__What you need to do__
Transcribe the passage on receiving gifts word for word, starting at "Christmastime brings about" and ending at "a gift unwittingly.".

Christmastime brings about a lot of gift-giving to family and friends along with charitable gifts toward those who are in need. This past week, we all have received our fair share of gifts, whether they have come through material possessions or intangible realities. In all, I have always found it easier to give a gift to anther than to receive one for myself. I think I’m not alone in this. I think most people readily accept the joy that comes with the experience of giving a gift than in being the one who receives a gift unwittingly.
There are many ways to be a “bad” receiver of a gift. Receiving gifts politely doesn’t always come natural to us, and most often is a habit that must be taught to little children (i.e. saying thank you, even if they really aren’t thankful at the time). When I receive a gift that was particularly unexpected and thoughtful, I sometimes find it difficult to know the appropriate way to react. There’s one extreme that wants to get overly excited and thankful in a way that can overwhelm the giver (or others around for that matter). The other extreme tries to counter the over-excitement and can come across as ungrateful or unappreciative. Somewhere, the “virtuous” receiver can be found in the middle of these extremes. Even as one gets older, it can be difficult to receive a much needed gift in a suitable manner. It’s easy to become excited with anticipation for a present you’ve been waiting for only to be let down by it not being exactly for which you had hoped. Or one can surely feel inconsiderate when one receives a gift but has nothing to offer in return. I think a lot of people subconsciously like to pay-it-back when giving gifts just so no one, including themselves, feel bad about receiving a charitable present. In reality though, I think we diminish the charity of another when we try to counter one thoughtful gift with a thoughtful gift of our own. In fact, charity requires someone freely accepting the a gift and not just the exchange of one gift for another.
To explain this point even further, let’s up the ante shall we. Imagine now that you’ve received a gift that is in No way merited and cannot simply be sufficed by a mere thank you. Not only is this gift a substantial one, but it is constantly being given to you. Such a gift is so great that there is nothing you can do or say or buy that will even come close to showing your gratitude for such a gift. Like I said before, this gift is absolutely unmerited and, if viewed by outsiders, could very well be considered a wasted gift. C.S. Lewis offers such an example in the form of a newlywed couple in which one of the spouses is struck down with an incurable disease that leaves him/her hideous, useless, dependent on the other’s salary, and on the continual, selfless care from the other. While the loving spouse who commits to taking care of their decrepit spouse offers a tremendous, self-sacrificing gift to be treasured, Lewis argues that it is much harder and more efficacious to be on the receiving end. To have to submit oneself to being completely helpless and undeserving of such tremendous love is hugely altruistic in and of itself.
It took me a while but I finally realized that this is one of the greatest lessons we can learn during the Christmas season. This lesson comes not in giving gifts to others, but in receiving gifts that are absolutely undeserving and have no adequate means of reciprocation. This doesn’t hold any more true than in the Incarnation of Christ and celebration of the Most Holy Eucharist. The reception of our Lord and Creator is a Very intimidating thing and rightly so. I once heard someone remark that if we had perfect understanding of the glory of Christ we are receiving at Communion, we would be too afraid to approach. But here we are, in the Christmas season, celebrating the humble beginnings of a child born of a virgin, surrounded by the lowliest of society. There is no way we can ever deserve to receive Christ in such a manner, but knowing that full well, He offers Himself to us freely, everyday of our lives. Again, it took me a while, but I finally understand what people mean when they counsel you to pray to better welcome Christ into your life. It’s a very humbling experience and takes a commitment toward forgoing one’s own desires to be deserving of such a tremendous gift. As C.S. Lewis points to, Charity is a two way street that requires both a giver and receiver. May we be the humble and virtuous receivers of such an extraordinary gift.

__Records shown__

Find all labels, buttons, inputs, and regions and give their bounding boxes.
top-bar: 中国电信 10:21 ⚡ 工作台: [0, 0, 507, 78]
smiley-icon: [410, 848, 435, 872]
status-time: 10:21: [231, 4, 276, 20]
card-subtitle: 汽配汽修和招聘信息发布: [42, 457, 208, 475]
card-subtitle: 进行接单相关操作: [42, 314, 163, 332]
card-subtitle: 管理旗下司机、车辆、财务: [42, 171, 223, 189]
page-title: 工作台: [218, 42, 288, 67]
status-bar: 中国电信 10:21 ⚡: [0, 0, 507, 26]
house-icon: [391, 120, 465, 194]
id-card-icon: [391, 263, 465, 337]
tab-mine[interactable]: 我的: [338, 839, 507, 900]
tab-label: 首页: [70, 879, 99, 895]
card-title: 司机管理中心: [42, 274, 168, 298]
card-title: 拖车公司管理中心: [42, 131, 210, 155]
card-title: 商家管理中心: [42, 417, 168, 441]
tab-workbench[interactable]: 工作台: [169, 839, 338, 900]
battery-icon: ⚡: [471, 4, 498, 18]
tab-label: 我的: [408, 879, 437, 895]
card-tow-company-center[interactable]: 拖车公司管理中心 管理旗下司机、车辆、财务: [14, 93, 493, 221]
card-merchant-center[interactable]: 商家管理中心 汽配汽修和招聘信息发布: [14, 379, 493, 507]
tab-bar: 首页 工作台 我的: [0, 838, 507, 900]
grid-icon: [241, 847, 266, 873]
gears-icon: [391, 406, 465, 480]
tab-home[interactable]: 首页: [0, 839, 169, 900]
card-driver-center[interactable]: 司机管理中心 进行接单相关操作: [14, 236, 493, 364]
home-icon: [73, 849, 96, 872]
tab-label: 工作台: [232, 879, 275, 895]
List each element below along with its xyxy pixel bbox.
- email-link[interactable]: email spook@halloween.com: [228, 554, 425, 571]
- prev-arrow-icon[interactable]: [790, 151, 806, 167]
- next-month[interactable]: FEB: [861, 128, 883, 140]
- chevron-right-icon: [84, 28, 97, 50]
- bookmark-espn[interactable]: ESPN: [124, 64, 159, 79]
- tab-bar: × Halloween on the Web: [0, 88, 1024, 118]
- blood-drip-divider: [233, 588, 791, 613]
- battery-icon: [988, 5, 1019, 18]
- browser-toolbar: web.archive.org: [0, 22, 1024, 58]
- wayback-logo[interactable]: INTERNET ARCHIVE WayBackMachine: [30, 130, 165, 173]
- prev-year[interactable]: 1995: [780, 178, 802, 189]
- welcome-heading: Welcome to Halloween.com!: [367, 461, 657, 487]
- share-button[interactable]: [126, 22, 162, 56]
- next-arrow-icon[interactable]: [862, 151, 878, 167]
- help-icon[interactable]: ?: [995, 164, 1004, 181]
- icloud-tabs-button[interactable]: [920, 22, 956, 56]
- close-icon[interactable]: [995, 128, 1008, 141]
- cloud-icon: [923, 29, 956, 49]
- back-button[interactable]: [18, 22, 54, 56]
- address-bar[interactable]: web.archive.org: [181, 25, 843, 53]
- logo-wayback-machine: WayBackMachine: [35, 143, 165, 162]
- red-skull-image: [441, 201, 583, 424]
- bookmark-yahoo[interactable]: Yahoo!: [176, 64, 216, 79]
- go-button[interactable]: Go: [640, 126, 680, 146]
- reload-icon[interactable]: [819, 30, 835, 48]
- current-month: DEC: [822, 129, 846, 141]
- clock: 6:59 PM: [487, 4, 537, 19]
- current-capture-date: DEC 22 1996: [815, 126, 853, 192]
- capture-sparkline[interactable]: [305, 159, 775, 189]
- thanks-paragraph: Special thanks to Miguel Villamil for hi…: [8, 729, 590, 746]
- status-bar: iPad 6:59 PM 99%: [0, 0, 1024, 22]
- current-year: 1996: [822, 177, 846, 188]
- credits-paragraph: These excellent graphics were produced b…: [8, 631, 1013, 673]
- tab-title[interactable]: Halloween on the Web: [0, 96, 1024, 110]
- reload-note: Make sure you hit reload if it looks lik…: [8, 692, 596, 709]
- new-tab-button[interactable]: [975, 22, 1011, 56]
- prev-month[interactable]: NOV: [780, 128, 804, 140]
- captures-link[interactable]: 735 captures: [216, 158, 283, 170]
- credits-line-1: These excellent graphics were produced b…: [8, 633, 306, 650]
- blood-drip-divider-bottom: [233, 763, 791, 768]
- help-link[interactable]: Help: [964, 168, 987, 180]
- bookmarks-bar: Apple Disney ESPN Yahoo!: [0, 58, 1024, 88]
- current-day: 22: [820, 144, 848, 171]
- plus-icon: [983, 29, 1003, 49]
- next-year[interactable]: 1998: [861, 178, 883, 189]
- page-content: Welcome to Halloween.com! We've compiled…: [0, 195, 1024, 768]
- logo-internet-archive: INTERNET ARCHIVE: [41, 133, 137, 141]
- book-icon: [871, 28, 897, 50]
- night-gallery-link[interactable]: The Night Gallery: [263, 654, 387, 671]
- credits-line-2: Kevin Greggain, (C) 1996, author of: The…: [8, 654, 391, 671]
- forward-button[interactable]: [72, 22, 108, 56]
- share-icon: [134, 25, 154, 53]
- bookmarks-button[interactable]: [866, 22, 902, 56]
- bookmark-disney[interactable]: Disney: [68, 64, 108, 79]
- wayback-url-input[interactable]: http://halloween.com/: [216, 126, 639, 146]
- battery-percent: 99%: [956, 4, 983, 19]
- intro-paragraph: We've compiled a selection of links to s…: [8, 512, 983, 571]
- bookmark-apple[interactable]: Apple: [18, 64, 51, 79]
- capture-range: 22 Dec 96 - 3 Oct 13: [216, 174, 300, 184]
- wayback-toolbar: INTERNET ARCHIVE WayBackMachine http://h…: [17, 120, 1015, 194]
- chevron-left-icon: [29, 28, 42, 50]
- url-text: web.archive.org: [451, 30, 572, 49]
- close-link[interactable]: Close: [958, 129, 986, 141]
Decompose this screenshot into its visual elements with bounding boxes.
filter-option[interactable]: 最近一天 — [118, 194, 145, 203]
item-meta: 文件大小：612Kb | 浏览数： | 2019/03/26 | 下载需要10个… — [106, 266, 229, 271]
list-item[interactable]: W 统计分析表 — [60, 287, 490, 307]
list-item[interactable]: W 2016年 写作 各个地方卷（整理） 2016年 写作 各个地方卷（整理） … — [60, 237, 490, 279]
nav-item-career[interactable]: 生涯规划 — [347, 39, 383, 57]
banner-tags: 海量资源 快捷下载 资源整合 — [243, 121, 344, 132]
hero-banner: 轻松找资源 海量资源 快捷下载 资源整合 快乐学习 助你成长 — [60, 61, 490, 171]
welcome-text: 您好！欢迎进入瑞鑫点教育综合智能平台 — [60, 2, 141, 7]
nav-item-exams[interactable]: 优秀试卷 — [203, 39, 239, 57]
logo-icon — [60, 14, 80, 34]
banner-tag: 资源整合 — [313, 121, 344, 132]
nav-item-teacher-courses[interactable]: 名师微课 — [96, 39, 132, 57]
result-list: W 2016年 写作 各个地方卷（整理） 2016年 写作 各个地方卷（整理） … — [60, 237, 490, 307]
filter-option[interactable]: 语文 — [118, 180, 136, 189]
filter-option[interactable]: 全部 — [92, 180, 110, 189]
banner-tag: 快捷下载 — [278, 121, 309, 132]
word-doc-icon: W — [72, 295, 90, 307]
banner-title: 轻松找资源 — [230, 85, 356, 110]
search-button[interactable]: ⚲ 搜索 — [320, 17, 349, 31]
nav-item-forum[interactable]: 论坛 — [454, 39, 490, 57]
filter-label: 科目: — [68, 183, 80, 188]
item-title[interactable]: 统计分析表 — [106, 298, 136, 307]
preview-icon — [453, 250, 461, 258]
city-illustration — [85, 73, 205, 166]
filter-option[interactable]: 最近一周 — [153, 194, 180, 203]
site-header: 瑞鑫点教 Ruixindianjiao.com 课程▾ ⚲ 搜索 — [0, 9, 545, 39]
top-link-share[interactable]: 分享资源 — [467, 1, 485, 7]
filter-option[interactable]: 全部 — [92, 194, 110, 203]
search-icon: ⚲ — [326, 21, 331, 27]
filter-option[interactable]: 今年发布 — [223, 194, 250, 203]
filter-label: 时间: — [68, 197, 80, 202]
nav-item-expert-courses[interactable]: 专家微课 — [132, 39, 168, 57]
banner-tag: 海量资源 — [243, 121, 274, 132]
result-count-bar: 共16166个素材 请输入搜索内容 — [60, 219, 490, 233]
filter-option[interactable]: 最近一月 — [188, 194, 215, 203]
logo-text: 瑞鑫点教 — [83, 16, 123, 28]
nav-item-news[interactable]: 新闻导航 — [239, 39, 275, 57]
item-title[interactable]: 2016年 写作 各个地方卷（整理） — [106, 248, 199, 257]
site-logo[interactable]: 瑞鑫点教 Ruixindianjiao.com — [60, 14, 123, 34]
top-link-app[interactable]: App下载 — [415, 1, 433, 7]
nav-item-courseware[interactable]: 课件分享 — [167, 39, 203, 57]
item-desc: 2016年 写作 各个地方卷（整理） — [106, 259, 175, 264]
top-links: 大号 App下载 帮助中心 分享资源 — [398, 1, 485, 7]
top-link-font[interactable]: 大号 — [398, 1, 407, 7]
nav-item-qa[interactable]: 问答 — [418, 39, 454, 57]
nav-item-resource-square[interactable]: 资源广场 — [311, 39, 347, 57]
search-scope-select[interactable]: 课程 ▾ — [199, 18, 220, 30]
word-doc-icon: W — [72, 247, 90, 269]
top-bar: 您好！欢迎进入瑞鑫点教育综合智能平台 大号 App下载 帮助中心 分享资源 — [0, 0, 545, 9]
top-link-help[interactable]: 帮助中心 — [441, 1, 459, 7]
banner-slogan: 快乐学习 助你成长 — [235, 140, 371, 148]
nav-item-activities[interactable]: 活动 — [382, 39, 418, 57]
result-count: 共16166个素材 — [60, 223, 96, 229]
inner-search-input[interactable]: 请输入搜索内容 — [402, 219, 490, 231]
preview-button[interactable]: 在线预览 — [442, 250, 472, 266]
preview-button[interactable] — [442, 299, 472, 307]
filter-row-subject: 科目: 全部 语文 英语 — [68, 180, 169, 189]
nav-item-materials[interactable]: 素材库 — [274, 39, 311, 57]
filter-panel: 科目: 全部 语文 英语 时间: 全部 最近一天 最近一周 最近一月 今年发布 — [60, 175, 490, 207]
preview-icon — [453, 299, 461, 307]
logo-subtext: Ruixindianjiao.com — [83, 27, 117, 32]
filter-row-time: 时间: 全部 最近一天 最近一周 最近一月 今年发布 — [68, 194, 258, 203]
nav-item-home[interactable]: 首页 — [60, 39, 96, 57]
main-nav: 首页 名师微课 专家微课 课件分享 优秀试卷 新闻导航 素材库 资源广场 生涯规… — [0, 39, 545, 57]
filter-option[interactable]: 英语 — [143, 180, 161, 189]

__Expected answer__
Christmastime brings about a lot of gift-giving to family and friends along with charitable gifts toward those who are in need. This past week, we all have received our fair share of gifts, whether they have come through material possessions or intangible realities. In all, I have always found it easier to give a gift to anther than to receive one for myself. I think I’m not alone in this. I think most people readily accept the joy that comes with the experience of giving a gift than in being the one who receives a gift unwittingly.